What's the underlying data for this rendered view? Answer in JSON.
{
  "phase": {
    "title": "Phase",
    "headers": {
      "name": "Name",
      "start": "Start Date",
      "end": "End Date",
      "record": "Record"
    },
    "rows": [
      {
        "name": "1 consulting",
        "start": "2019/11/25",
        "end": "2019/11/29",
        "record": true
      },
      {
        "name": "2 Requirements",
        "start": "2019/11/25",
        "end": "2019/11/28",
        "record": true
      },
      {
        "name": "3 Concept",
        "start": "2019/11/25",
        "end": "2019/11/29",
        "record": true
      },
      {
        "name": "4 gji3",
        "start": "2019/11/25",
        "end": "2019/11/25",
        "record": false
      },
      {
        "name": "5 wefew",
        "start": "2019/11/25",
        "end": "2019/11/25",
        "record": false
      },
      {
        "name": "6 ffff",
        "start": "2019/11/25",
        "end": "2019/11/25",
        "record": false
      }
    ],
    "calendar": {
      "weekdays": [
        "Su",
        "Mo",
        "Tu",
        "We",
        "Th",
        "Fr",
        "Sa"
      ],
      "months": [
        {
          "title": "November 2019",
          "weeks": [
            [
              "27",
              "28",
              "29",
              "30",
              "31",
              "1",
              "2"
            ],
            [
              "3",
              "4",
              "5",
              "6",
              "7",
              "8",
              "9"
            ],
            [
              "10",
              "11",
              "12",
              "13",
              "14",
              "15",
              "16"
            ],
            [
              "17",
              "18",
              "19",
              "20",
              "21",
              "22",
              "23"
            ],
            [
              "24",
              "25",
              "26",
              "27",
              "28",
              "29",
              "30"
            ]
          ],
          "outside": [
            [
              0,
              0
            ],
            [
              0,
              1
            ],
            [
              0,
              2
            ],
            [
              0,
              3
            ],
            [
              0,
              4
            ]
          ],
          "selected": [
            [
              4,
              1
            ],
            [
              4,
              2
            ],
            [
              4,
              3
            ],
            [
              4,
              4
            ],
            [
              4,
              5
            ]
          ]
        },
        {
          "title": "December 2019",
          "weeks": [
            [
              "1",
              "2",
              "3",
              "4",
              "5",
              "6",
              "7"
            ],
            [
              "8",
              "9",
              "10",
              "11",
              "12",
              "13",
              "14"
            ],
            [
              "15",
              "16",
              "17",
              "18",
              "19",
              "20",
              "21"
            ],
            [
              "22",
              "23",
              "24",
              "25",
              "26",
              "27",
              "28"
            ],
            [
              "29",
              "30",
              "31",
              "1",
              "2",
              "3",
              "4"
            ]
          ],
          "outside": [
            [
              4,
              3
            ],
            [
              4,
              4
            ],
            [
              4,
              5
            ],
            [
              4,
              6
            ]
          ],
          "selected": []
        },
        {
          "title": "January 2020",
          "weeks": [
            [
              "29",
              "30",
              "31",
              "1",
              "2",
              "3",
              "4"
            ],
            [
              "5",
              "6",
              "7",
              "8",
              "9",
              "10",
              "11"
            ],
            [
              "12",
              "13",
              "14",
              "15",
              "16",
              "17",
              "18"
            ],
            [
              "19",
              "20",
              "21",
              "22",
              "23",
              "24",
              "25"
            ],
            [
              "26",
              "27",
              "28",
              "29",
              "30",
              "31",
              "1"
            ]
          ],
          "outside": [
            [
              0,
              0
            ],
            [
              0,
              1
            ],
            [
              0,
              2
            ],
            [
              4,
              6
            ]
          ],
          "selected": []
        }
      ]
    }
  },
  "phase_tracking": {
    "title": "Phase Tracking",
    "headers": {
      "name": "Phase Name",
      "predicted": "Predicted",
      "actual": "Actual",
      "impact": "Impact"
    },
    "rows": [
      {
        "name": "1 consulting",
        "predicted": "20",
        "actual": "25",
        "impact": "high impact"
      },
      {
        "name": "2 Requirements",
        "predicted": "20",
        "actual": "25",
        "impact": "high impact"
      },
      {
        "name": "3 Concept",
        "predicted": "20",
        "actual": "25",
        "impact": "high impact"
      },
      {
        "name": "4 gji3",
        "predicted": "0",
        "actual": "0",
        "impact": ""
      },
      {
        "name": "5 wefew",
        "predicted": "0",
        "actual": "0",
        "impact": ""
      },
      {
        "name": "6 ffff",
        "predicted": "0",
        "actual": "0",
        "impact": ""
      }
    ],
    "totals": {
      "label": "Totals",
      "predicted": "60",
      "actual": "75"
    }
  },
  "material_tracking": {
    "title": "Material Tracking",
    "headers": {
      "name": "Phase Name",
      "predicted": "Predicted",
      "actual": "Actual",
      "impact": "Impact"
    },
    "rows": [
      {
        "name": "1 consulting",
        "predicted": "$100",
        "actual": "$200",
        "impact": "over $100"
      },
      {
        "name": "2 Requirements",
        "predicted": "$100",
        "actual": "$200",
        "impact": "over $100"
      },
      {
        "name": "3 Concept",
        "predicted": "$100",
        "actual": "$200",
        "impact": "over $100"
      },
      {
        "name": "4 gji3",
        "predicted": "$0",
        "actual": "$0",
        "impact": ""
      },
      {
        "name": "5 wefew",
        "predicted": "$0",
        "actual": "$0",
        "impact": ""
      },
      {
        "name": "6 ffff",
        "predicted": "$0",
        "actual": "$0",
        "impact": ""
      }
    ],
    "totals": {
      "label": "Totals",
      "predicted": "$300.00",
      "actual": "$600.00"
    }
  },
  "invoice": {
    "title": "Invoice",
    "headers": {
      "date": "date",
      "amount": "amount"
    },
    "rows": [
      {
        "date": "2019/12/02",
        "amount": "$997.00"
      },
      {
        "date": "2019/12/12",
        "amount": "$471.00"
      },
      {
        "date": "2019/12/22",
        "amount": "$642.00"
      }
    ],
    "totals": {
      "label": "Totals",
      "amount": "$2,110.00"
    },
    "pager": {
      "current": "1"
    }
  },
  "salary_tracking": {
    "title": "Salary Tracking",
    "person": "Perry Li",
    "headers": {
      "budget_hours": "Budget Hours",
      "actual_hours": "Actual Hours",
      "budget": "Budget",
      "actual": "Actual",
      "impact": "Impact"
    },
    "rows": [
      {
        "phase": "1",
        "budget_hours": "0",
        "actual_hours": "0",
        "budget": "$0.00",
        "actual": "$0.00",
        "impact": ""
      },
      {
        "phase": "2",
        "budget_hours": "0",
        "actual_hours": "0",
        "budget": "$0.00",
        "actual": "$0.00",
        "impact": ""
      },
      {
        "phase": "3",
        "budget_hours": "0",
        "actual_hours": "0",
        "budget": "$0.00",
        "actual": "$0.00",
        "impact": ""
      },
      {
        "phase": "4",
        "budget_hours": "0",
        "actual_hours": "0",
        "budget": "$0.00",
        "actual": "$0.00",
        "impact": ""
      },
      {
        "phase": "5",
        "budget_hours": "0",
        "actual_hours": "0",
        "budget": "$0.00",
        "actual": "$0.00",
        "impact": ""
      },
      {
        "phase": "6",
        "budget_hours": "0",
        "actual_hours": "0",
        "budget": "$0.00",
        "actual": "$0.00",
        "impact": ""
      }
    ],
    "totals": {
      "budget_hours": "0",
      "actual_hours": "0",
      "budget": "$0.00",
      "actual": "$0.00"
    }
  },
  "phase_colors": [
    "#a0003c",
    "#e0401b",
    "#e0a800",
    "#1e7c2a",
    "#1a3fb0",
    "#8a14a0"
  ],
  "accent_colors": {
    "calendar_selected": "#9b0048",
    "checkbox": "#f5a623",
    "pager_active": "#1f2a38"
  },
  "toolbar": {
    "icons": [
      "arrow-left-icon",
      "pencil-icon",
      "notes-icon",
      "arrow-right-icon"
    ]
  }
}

:::::

* EXERCISE REQUIREMENTS *
Write out the records above again, keeping each one identical to the original.

* ANSWER TO THE EXERCISE *
What's the underlying data for this rendered view? Answer in JSON.
{
  "phase": {
    "title": "Phase",
    "headers": {
      "name": "Name",
      "start": "Start Date",
      "end": "End Date",
      "record": "Record"
    },
    "rows": [
      {
        "name": "1 consulting",
        "start": "2019/11/25",
        "end": "2019/11/29",
        "record": true
      },
      {
        "name": "2 Requirements",
        "start": "2019/11/25",
        "end": "2019/11/28",
        "record": true
      },
      {
        "name": "3 Concept",
        "start": "2019/11/25",
        "end": "2019/11/29",
        "record": true
      },
      {
        "name": "4 gji3",
        "start": "2019/11/25",
        "end": "2019/11/25",
        "record": false
      },
      {
        "name": "5 wefew",
        "start": "2019/11/25",
        "end": "2019/11/25",
        "record": false
      },
      {
        "name": "6 ffff",
        "start": "2019/11/25",
        "end": "2019/11/25",
        "record": false
      }
    ],
    "calendar": {
      "weekdays": [
        "Su",
        "Mo",
        "Tu",
        "We",
        "Th",
        "Fr",
        "Sa"
      ],
      "months": [
        {
          "title": "November 2019",
          "weeks": [
            [
              "27",
              "28",
              "29",
              "30",
              "31",
              "1",
              "2"
            ],
            [
              "3",
              "4",
              "5",
              "6",
              "7",
              "8",
              "9"
            ],
            [
              "10",
              "11",
              "12",
              "13",
              "14",
              "15",
              "16"
            ],
            [
              "17",
              "18",
              "19",
              "20",
              "21",
              "22",
              "23"
            ],
            [
              "24",
              "25",
              "26",
              "27",
              "28",
              "29",
              "30"
            ]
          ],
          "outside": [
            [
              0,
              0
            ],
            [
              0,
              1
            ],
            [
              0,
              2
            ],
            [
              0,
              3
            ],
            [
              0,
              4
            ]
          ],
          "selected": [
            [
              4,
              1
            ],
            [
              4,
              2
            ],
            [
              4,
              3
            ],
            [
              4,
              4
            ],
            [
              4,
              5
            ]
          ]
        },
        {
          "title": "December 2019",
          "weeks": [
            [
              "1",
              "2",
              "3",
              "4",
              "5",
              "6",
              "7"
            ],
            [
              "8",
              "9",
              "10",
              "11",
              "12",
              "13",
              "14"
            ],
            [
              "15",
              "16",
              "17",
              "18",
              "19",
              "20",
              "21"
            ],
            [
              "22",
              "23",
              "24",
              "25",
              "26",
              "27",
              "28"
            ],
            [
              "29",
              "30",
              "31",
              "1",
              "2",
              "3",
              "4"
            ]
          ],
          "outside": [
            [
              4,
              3
            ],
            [
              4,
              4
            ],
            [
              4,
              5
            ],
            [
              4,
              6
            ]
          ],
          "selected": []
        },
        {
          "title": "January 2020",
          "weeks": [
            [
              "29",
              "30",
              "31",
              "1",
              "2",
              "3",
              "4"
            ],
            [
              "5",
              "6",
              "7",
              "8",
              "9",
              "10",
              "11"
            ],
            [
              "12",
              "13",
              "14",
              "15",
              "16",
              "17",
              "18"
            ],
            [
              "19",
              "20",
              "21",
              "22",
              "23",
              "24",
              "25"
            ],
            [
              "26",
              "27",
              "28",
              "29",
              "30",
              "31",
              "1"
            ]
          ],
          "outside": [
            [
              0,
              0
            ],
            [
              0,
              1
            ],
            [
              0,
              2
            ],
            [
              4,
              6
            ]
          ],
          "selected": []
        }
      ]
    }
  },
  "phase_tracking": {
    "title": "Phase Tracking",
    "headers": {
      "name": "Phase Name",
      "predicted": "Predicted",
      "actual": "Actual",
      "impact": "Impact"
    },
    "rows": [
      {
        "name": "1 consulting",
        "predicted": "20",
        "actual": "25",
        "impact": "high impact"
      },
      {
        "name": "2 Requirements",
        "predicted": "20",
        "actual": "25",
        "impact": "high impact"
      },
      {
        "name": "3 Concept",
        "predicted": "20",
        "actual": "25",
        "impact": "high impact"
      },
      {
        "name": "4 gji3",
        "predicted": "0",
        "actual": "0",
        "impact": ""
      },
      {
        "name": "5 wefew",
        "predicted": "0",
        "actual": "0",
        "impact": ""
      },
      {
        "name": "6 ffff",
        "predicted": "0",
        "actual": "0",
        "impact": ""
      }
    ],
    "totals": {
      "label": "Totals",
      "predicted": "60",
      "actual": "75"
    }
  },
  "material_tracking": {
    "title": "Material Tracking",
    "headers": {
      "name": "Phase Name",
      "predicted": "Predicted",
      "actual": "Actual",
      "impact": "Impact"
    },
    "rows": [
      {
        "name": "1 consulting",
        "predicted": "$100",
        "actual": "$200",
        "impact": "over $100"
      },
      {
        "name": "2 Requirements",
        "predicted": "$100",
        "actual": "$200",
        "impact": "over $100"
      },
      {
        "name": "3 Concept",
        "predicted": "$100",
        "actual": "$200",
        "impact": "over $100"
      },
      {
        "name": "4 gji3",
        "predicted": "$0",
        "actual": "$0",
        "impact": ""
      },
      {
        "name": "5 wefew",
        "predicted": "$0",
        "actual": "$0",
        "impact": ""
      },
      {
        "name": "6 ffff",
        "predicted": "$0",
        "actual": "$0",
        "impact": ""
      }
    ],
    "totals": {
      "label": "Totals",
      "predicted": "$300.00",
      "actual": "$600.00"
    }
  },
  "invoice": {
    "title": "Invoice",
    "headers": {
      "date": "date",
      "amount": "amount"
    },
    "rows": [
      {
        "date": "2019/12/02",
        "amount": "$997.00"
      },
      {
        "date": "2019/12/12",
        "amount": "$471.00"
      },
      {
        "date": "2019/12/22",
        "amount": "$642.00"
      }
    ],
    "totals": {
      "label": "Totals",
      "amount": "$2,110.00"
    },
    "pager": {
      "current": "1"
    }
  },
  "salary_tracking": {
    "title": "Salary Tracking",
    "person": "Perry Li",
    "headers": {
      "budget_hours": "Budget Hours",
      "actual_hours": "Actual Hours",
      "budget": "Budget",
      "actual": "Actual",
      "impact": "Impact"
    },
    "rows": [
      {
        "phase": "1",
        "budget_hours": "0",
        "actual_hours": "0",
        "budget": "$0.00",
        "actual": "$0.00",
        "impact": ""
      },
      {
        "phase": "2",
        "budget_hours": "0",
        "actual_hours": "0",
        "budget": "$0.00",
        "actual": "$0.00",
        "impact": ""
      },
      {
        "phase": "3",
        "budget_hours": "0",
        "actual_hours": "0",
        "budget": "$0.00",
        "actual": "$0.00",
        "impact": ""
      },
      {
        "phase": "4",
        "budget_hours": "0",
        "actual_hours": "0",
        "budget": "$0.00",
        "actual": "$0.00",
        "impact": ""
      },
      {
        "phase": "5",
        "budget_hours": "0",
        "actual_hours": "0",
        "budget": "$0.00",
        "actual": "$0.00",
        "impact": ""
      },
      {
        "phase": "6",
        "budget_hours": "0",
        "actual_hours": "0",
        "budget": "$0.00",
        "actual": "$0.00",
        "impact": ""
      }
    ],
    "totals": {
      "budget_hours": "0",
      "actual_hours": "0",
      "budget": "$0.00",
      "actual": "$0.00"
    }
  },
  "phase_colors": [
    "#a0003c",
    "#e0401b",
    "#e0a800",
    "#1e7c2a",
    "#1a3fb0",
    "#8a14a0"
  ],
  "accent_colors": {
    "calendar_selected": "#9b0048",
    "checkbox": "#f5a623",
    "pager_active": "#1f2a38"
  },
  "toolbar": {
    "icons": [
      "arrow-left-icon",
      "pencil-icon",
      "notes-icon",
      "arrow-right-icon"
    ]
  }
}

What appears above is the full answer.